• _WORK TO BE COMPLETED_
In the records below, pick out all lines containing the word "that".

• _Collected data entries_
———

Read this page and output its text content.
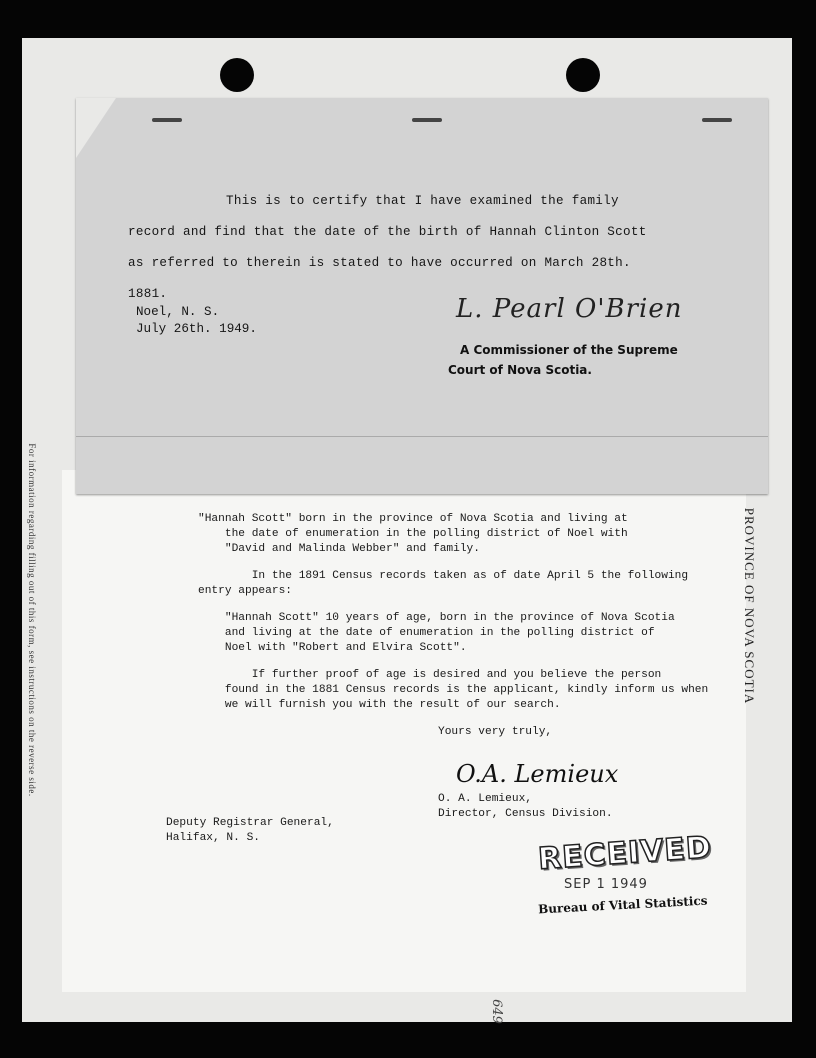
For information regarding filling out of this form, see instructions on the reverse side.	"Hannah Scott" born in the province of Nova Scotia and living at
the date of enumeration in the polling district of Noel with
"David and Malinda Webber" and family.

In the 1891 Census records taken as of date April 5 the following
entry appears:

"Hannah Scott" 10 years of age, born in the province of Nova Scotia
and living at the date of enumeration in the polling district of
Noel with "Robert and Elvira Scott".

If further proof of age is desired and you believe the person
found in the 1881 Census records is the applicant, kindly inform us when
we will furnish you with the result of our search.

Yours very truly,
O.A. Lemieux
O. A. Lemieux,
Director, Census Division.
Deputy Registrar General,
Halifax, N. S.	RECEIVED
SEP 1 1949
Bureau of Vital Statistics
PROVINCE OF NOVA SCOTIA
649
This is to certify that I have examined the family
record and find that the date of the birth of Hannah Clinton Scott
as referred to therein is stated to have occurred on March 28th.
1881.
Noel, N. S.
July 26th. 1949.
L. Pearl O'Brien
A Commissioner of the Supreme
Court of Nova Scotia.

———

• _ANSWER IN FULL_
This is to certify that I have examined the family
record and find that the date of the birth of Hannah Clinton Scott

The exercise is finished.